#### READING TEXT
The 4th amendment. Image originally uploaded by wemeantdemocracy.
At least one of the Democrats running for president remembers that he already has a platform to fight back against President Bush's power grab.
Sen. Christopher J. Dodd (D-Conn.) -- a presidential candidate who returned from Iowa Sunday night to fight the measure -- quickly claimed victory after the bill's withdrawal, and he again vowed to "utilize all the tools available" to block passage once Reid calls it up in January.Reid, unfortunately, has done all he could to undermine his fellow Democrat and Dodd got little support from his colleagues. Only 10 Senators joined him in voting against moving the FISA bill forward. 35 of his fellow Democrats voted against him (those who think we simply need more Democrats in the Senate should keep that in mind).
Dodd took a significant risk against long odds in what has been one of the few victories against George Bush's assault on the rule of law.
########
#### EXTRACTED INFORMATION
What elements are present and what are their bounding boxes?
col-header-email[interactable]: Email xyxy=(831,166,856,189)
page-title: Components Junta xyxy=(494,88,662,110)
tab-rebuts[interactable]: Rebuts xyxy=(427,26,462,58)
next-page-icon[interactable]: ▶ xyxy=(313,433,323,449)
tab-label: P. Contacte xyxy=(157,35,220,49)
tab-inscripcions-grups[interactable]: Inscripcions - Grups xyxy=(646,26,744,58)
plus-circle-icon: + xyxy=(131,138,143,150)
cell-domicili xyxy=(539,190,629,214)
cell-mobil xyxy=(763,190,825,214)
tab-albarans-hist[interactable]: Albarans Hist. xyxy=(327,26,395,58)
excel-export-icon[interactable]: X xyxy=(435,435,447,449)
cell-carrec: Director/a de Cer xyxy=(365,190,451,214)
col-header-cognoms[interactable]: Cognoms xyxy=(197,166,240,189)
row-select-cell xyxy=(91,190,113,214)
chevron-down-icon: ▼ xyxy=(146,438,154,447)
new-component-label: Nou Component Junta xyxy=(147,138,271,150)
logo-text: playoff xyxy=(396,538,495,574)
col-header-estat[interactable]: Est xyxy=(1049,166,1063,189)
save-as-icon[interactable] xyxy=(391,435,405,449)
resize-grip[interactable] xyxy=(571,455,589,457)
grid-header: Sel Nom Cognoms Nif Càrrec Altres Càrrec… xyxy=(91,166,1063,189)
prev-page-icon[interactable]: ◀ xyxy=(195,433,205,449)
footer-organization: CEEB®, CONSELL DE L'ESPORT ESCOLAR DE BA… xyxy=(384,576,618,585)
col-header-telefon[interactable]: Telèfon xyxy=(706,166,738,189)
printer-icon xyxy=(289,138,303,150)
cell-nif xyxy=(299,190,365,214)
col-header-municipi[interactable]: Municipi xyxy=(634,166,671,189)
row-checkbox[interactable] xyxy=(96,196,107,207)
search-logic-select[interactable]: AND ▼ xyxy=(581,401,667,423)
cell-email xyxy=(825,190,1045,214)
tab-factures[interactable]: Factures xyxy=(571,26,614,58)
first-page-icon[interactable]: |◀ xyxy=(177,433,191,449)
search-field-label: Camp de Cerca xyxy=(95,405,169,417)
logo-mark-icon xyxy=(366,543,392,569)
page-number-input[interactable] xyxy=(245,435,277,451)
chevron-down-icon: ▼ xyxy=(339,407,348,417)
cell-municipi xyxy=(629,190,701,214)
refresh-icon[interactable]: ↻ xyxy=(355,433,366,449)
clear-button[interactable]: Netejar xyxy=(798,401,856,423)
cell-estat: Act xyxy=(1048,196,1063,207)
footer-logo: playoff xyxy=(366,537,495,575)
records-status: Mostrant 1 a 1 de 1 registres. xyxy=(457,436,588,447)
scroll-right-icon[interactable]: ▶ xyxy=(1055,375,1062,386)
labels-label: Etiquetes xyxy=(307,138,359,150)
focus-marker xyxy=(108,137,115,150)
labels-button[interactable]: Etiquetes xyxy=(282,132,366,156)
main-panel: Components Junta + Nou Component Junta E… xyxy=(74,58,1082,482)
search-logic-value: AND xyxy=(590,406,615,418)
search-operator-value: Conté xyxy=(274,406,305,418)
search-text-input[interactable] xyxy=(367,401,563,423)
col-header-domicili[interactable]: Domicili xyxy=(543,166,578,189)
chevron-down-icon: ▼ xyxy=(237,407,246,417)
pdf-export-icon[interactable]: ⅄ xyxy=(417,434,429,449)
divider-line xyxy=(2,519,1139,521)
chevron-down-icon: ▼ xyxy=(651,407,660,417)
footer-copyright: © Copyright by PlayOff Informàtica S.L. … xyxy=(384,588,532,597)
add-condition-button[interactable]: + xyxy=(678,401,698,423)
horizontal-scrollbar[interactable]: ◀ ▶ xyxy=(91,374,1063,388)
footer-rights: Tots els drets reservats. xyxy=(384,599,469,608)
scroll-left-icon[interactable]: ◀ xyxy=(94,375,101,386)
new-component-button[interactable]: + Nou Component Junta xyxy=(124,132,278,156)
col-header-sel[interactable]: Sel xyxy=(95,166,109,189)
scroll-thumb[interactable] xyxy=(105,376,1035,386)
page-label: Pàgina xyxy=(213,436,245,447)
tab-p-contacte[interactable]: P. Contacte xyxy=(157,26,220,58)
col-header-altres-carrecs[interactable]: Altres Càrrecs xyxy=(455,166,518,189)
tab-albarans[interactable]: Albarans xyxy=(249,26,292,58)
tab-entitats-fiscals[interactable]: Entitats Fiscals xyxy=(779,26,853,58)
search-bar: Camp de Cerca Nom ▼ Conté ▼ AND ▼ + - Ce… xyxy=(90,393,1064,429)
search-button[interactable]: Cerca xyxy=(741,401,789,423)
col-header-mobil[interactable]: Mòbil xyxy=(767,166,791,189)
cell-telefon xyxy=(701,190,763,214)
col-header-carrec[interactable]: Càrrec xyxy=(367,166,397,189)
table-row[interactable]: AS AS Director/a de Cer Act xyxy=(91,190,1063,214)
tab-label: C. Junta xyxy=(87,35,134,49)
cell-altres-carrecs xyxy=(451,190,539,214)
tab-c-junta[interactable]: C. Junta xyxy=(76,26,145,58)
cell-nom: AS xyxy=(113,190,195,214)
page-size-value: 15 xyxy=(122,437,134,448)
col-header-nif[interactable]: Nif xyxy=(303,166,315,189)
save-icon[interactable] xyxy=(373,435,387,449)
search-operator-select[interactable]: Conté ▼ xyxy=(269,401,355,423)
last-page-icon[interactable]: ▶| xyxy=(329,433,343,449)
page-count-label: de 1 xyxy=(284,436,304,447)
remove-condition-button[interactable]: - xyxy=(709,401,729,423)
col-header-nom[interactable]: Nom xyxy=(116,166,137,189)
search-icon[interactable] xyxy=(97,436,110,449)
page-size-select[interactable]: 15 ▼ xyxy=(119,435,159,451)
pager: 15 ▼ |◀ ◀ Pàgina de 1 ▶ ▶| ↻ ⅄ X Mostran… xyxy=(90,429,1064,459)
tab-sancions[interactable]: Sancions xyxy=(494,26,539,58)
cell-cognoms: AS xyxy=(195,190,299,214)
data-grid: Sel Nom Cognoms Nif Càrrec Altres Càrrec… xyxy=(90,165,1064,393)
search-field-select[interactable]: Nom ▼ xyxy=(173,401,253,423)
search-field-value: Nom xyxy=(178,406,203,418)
########
▶ _PROBLEMS TO SOLVE_:
A – Write out the passage from the FISA post that runs between "At least one" and "rule of law.", inclusive.
B – Extend the post about Senator Dodd's fight against the FISA bill, picking up after its final sentence.

▶ _ANSWERS TO EACH TASK_:
A –
At least one of the Democrats running for president remembers that he already has a platform to fight back against President Bush's power grab.
Sen. Christopher J. Dodd (D-Conn.) -- a presidential candidate who returned from Iowa Sunday night to fight the measure -- quickly claimed victory after the bill's withdrawal, and he again vowed to "utilize all the tools available" to block passage once Reid calls it up in January.Reid, unfortunately, has done all he could to undermine his fellow Democrat and Dodd got little support from his colleagues. Only 10 Senators joined him in voting against moving the FISA bill forward. 35 of his fellow Democrats voted against him (those who think we simply need more Democrats in the Senate should keep that in mind).
Dodd took a significant risk against long odds in what has been one of the few victories against George Bush's assault on the rule of law.

B –
Dodd has been an outspoken opponent of any measure that would offer retroactive immunity to telecom companies that participated with the Bush Administration in violating the civil liberties of millions of American. He announced in October he would put a hold on any bill that included retroactive immunity language. Although his hold was disregarded, he has remained a strong opponent to the bill. Dodd was prepared to offer an amendment that would strip the retroactive immunity provision of the bill and announced he would filibuster the bill if his amendment failed.I consider it very strange that none of the other Democratic Senators running for president have taken advantage of their positions to prove their ability to lead on controversial issues. Bush's claims of presidential power cannot be defeated by the next president from within the White House. If Congress continues to capitulate to his whims, they no longer are a co-equal branch of government.